# Record set:
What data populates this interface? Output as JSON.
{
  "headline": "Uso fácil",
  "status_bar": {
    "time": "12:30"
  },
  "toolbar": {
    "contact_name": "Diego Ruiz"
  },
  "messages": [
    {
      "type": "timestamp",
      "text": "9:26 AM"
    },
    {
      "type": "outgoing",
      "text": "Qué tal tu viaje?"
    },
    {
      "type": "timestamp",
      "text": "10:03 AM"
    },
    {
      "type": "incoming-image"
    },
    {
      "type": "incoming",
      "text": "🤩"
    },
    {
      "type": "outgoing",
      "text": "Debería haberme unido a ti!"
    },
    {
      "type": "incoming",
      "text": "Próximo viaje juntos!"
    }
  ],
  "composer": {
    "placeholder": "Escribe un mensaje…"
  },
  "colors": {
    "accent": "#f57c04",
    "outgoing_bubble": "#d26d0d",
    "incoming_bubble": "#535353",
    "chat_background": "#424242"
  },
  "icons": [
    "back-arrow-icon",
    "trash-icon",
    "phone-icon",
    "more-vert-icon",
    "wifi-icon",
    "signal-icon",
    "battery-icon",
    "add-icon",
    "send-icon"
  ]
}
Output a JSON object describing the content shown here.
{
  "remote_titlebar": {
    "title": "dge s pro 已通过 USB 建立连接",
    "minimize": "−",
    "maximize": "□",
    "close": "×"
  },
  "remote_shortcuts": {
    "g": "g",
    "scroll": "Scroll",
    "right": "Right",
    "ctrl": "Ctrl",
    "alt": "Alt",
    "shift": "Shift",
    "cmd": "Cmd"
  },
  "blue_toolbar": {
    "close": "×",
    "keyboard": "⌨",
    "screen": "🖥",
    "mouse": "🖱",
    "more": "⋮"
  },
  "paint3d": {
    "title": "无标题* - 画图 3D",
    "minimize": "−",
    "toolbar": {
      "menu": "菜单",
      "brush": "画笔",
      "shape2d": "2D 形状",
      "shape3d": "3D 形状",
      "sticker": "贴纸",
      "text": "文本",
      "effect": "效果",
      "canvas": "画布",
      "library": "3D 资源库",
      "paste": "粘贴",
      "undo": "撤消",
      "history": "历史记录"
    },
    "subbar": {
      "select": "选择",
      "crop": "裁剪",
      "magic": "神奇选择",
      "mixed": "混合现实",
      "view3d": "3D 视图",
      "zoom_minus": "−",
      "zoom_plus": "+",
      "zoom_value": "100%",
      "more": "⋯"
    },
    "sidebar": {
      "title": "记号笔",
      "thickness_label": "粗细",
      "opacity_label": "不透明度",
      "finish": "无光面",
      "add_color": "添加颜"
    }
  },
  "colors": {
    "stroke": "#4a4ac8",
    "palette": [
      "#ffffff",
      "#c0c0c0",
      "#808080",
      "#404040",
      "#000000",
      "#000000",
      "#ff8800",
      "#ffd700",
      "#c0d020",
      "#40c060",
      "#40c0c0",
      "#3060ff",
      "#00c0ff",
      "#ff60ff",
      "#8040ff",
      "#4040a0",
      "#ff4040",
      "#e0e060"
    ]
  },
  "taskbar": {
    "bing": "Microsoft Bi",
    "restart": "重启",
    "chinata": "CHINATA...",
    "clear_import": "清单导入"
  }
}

# What is being asked:
From the line containing "Output a JSON" down to the final line of the data, write out every line exactly; both the first and last of these belong in your answer, and nothing else does.

# Expected answer:
Output a JSON object describing the content shown here.
{
  "remote_titlebar": {
    "title": "dge s pro 已通过 USB 建立连接",
    "minimize": "−",
    "maximize": "□",
    "close": "×"
  },
  "remote_shortcuts": {
    "g": "g",
    "scroll": "Scroll",
    "right": "Right",
    "ctrl": "Ctrl",
    "alt": "Alt",
    "shift": "Shift",
    "cmd": "Cmd"
  },
  "blue_toolbar": {
    "close": "×",
    "keyboard": "⌨",
    "screen": "🖥",
    "mouse": "🖱",
    "more": "⋮"
  },
  "paint3d": {
    "title": "无标题* - 画图 3D",
    "minimize": "−",
    "toolbar": {
      "menu": "菜单",
      "brush": "画笔",
      "shape2d": "2D 形状",
      "shape3d": "3D 形状",
      "sticker": "贴纸",
      "text": "文本",
      "effect": "效果",
      "canvas": "画布",
      "library": "3D 资源库",
      "paste": "粘贴",
      "undo": "撤消",
      "history": "历史记录"
    },
    "subbar": {
      "select": "选择",
      "crop": "裁剪",
      "magic": "神奇选择",
      "mixed": "混合现实",
      "view3d": "3D 视图",
      "zoom_minus": "−",
      "zoom_plus": "+",
      "zoom_value": "100%",
      "more": "⋯"
    },
    "sidebar": {
      "title": "记号笔",
      "thickness_label": "粗细",
      "opacity_label": "不透明度",
      "finish": "无光面",
      "add_color": "添加颜"
    }
  },
  "colors": {
    "stroke": "#4a4ac8",
    "palette": [
      "#ffffff",
      "#c0c0c0",
      "#808080",
      "#404040",
      "#000000",
      "#000000",
      "#ff8800",
      "#ffd700",
      "#c0d020",
      "#40c060",
      "#40c0c0",
      "#3060ff",
      "#00c0ff",
      "#ff60ff",
      "#8040ff",
      "#4040a0",
      "#ff4040",
      "#e0e060"
    ]
  },
  "taskbar": {
    "bing": "Microsoft Bi",
    "restart": "重启",
    "chinata": "CHINATA...",
    "clear_import": "清单导入"
  }
}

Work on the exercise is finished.